Figure dataset records:
+===+
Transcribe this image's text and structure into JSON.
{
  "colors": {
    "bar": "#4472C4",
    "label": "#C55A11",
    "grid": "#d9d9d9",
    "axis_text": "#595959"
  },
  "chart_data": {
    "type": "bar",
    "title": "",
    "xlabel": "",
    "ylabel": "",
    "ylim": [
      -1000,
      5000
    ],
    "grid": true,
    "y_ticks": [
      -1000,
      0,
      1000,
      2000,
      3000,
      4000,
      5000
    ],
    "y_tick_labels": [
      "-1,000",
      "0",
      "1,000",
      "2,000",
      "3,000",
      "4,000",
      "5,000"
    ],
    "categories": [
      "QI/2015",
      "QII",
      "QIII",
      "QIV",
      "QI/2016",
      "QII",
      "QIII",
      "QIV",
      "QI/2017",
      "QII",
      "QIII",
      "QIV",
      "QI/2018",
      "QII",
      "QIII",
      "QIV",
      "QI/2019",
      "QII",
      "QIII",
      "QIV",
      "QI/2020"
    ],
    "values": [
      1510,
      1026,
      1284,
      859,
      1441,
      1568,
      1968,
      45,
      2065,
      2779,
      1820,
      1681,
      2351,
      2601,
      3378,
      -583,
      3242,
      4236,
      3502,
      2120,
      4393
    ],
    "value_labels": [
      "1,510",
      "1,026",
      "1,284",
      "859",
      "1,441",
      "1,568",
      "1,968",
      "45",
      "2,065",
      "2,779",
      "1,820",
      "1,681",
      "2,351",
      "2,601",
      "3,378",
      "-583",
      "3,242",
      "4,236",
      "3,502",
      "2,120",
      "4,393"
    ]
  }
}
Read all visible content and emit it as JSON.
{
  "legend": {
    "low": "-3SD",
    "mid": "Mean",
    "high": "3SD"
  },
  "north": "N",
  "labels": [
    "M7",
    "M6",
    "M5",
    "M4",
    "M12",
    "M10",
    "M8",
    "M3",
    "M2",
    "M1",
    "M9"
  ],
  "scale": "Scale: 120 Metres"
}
+===+
▶ [Problem to solve] Above are the records; copy all of them exactly.

▶ [Exercise solution]
Transcribe this image's text and structure into JSON.
{
  "colors": {
    "bar": "#4472C4",
    "label": "#C55A11",
    "grid": "#d9d9d9",
    "axis_text": "#595959"
  },
  "chart_data": {
    "type": "bar",
    "title": "",
    "xlabel": "",
    "ylabel": "",
    "ylim": [
      -1000,
      5000
    ],
    "grid": true,
    "y_ticks": [
      -1000,
      0,
      1000,
      2000,
      3000,
      4000,
      5000
    ],
    "y_tick_labels": [
      "-1,000",
      "0",
      "1,000",
      "2,000",
      "3,000",
      "4,000",
      "5,000"
    ],
    "categories": [
      "QI/2015",
      "QII",
      "QIII",
      "QIV",
      "QI/2016",
      "QII",
      "QIII",
      "QIV",
      "QI/2017",
      "QII",
      "QIII",
      "QIV",
      "QI/2018",
      "QII",
      "QIII",
      "QIV",
      "QI/2019",
      "QII",
      "QIII",
      "QIV",
      "QI/2020"
    ],
    "values": [
      1510,
      1026,
      1284,
      859,
      1441,
      1568,
      1968,
      45,
      2065,
      2779,
      1820,
      1681,
      2351,
      2601,
      3378,
      -583,
      3242,
      4236,
      3502,
      2120,
      4393
    ],
    "value_labels": [
      "1,510",
      "1,026",
      "1,284",
      "859",
      "1,441",
      "1,568",
      "1,968",
      "45",
      "2,065",
      "2,779",
      "1,820",
      "1,681",
      "2,351",
      "2,601",
      "3,378",
      "-583",
      "3,242",
      "4,236",
      "3,502",
      "2,120",
      "4,393"
    ]
  }
}
Read all visible content and emit it as JSON.
{
  "legend": {
    "low": "-3SD",
    "mid": "Mean",
    "high": "3SD"
  },
  "north": "N",
  "labels": [
    "M7",
    "M6",
    "M5",
    "M4",
    "M12",
    "M10",
    "M8",
    "M3",
    "M2",
    "M1",
    "M9"
  ],
  "scale": "Scale: 120 Metres"
}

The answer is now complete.